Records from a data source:
++++++++

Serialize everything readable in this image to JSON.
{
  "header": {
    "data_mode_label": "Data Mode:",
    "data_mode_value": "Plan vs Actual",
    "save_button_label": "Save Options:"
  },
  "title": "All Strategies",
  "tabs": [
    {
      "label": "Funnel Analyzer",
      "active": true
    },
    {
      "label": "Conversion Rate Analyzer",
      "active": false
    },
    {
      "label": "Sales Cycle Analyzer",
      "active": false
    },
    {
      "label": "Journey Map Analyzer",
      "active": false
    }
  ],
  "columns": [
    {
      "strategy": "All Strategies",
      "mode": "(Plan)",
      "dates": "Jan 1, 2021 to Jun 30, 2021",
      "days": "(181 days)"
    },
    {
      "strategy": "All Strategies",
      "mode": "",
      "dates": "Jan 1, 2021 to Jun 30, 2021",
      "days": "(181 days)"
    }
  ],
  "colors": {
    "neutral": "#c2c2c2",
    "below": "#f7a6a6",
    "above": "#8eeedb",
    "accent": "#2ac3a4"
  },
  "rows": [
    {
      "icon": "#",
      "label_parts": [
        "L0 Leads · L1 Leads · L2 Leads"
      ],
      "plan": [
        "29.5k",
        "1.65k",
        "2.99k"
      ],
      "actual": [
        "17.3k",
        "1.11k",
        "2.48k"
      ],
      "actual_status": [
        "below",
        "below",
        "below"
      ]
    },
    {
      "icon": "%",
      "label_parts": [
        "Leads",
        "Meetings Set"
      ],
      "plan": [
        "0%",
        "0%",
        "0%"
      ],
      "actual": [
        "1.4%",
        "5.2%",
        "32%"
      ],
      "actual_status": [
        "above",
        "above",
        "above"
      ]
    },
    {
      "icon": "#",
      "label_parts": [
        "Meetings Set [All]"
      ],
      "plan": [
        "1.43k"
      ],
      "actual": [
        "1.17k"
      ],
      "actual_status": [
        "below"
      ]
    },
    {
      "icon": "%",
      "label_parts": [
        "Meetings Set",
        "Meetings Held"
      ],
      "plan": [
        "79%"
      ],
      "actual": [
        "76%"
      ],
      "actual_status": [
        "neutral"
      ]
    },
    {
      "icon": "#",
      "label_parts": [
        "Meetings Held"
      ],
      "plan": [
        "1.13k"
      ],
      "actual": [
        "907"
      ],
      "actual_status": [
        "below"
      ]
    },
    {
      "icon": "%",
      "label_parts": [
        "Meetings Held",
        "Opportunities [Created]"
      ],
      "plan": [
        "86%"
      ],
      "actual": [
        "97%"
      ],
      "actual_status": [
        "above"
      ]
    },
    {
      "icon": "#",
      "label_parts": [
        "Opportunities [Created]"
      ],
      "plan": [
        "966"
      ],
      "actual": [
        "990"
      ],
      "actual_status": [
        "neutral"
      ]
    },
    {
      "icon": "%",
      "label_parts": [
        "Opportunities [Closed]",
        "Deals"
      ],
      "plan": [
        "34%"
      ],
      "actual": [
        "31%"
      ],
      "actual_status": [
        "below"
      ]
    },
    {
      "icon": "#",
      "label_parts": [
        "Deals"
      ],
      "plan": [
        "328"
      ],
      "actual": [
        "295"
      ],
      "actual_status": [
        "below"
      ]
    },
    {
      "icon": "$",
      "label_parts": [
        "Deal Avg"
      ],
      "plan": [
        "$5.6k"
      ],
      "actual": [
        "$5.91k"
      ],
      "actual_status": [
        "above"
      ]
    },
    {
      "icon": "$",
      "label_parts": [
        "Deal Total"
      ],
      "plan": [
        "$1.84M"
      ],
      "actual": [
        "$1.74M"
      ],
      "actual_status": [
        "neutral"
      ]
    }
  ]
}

++++++++

• PROBLEM TO WORK ON
Without leaving anything out, quote all the data.

• WORKED ANSWER
Serialize everything readable in this image to JSON.
{
  "header": {
    "data_mode_label": "Data Mode:",
    "data_mode_value": "Plan vs Actual",
    "save_button_label": "Save Options:"
  },
  "title": "All Strategies",
  "tabs": [
    {
      "label": "Funnel Analyzer",
      "active": true
    },
    {
      "label": "Conversion Rate Analyzer",
      "active": false
    },
    {
      "label": "Sales Cycle Analyzer",
      "active": false
    },
    {
      "label": "Journey Map Analyzer",
      "active": false
    }
  ],
  "columns": [
    {
      "strategy": "All Strategies",
      "mode": "(Plan)",
      "dates": "Jan 1, 2021 to Jun 30, 2021",
      "days": "(181 days)"
    },
    {
      "strategy": "All Strategies",
      "mode": "",
      "dates": "Jan 1, 2021 to Jun 30, 2021",
      "days": "(181 days)"
    }
  ],
  "colors": {
    "neutral": "#c2c2c2",
    "below": "#f7a6a6",
    "above": "#8eeedb",
    "accent": "#2ac3a4"
  },
  "rows": [
    {
      "icon": "#",
      "label_parts": [
        "L0 Leads · L1 Leads · L2 Leads"
      ],
      "plan": [
        "29.5k",
        "1.65k",
        "2.99k"
      ],
      "actual": [
        "17.3k",
        "1.11k",
        "2.48k"
      ],
      "actual_status": [
        "below",
        "below",
        "below"
      ]
    },
    {
      "icon": "%",
      "label_parts": [
        "Leads",
        "Meetings Set"
      ],
      "plan": [
        "0%",
        "0%",
        "0%"
      ],
      "actual": [
        "1.4%",
        "5.2%",
        "32%"
      ],
      "actual_status": [
        "above",
        "above",
        "above"
      ]
    },
    {
      "icon": "#",
      "label_parts": [
        "Meetings Set [All]"
      ],
      "plan": [
        "1.43k"
      ],
      "actual": [
        "1.17k"
      ],
      "actual_status": [
        "below"
      ]
    },
    {
      "icon": "%",
      "label_parts": [
        "Meetings Set",
        "Meetings Held"
      ],
      "plan": [
        "79%"
      ],
      "actual": [
        "76%"
      ],
      "actual_status": [
        "neutral"
      ]
    },
    {
      "icon": "#",
      "label_parts": [
        "Meetings Held"
      ],
      "plan": [
        "1.13k"
      ],
      "actual": [
        "907"
      ],
      "actual_status": [
        "below"
      ]
    },
    {
      "icon": "%",
      "label_parts": [
        "Meetings Held",
        "Opportunities [Created]"
      ],
      "plan": [
        "86%"
      ],
      "actual": [
        "97%"
      ],
      "actual_status": [
        "above"
      ]
    },
    {
      "icon": "#",
      "label_parts": [
        "Opportunities [Created]"
      ],
      "plan": [
        "966"
      ],
      "actual": [
        "990"
      ],
      "actual_status": [
        "neutral"
      ]
    },
    {
      "icon": "%",
      "label_parts": [
        "Opportunities [Closed]",
        "Deals"
      ],
      "plan": [
        "34%"
      ],
      "actual": [
        "31%"
      ],
      "actual_status": [
        "below"
      ]
    },
    {
      "icon": "#",
      "label_parts": [
        "Deals"
      ],
      "plan": [
        "328"
      ],
      "actual": [
        "295"
      ],
      "actual_status": [
        "below"
      ]
    },
    {
      "icon": "$",
      "label_parts": [
        "Deal Avg"
      ],
      "plan": [
        "$5.6k"
      ],
      "actual": [
        "$5.91k"
      ],
      "actual_status": [
        "above"
      ]
    },
    {
      "icon": "$",
      "label_parts": [
        "Deal Total"
      ],
      "plan": [
        "$1.84M"
      ],
      "actual": [
        "$1.74M"
      ],
      "actual_status": [
        "neutral"
      ]
    }
  ]
}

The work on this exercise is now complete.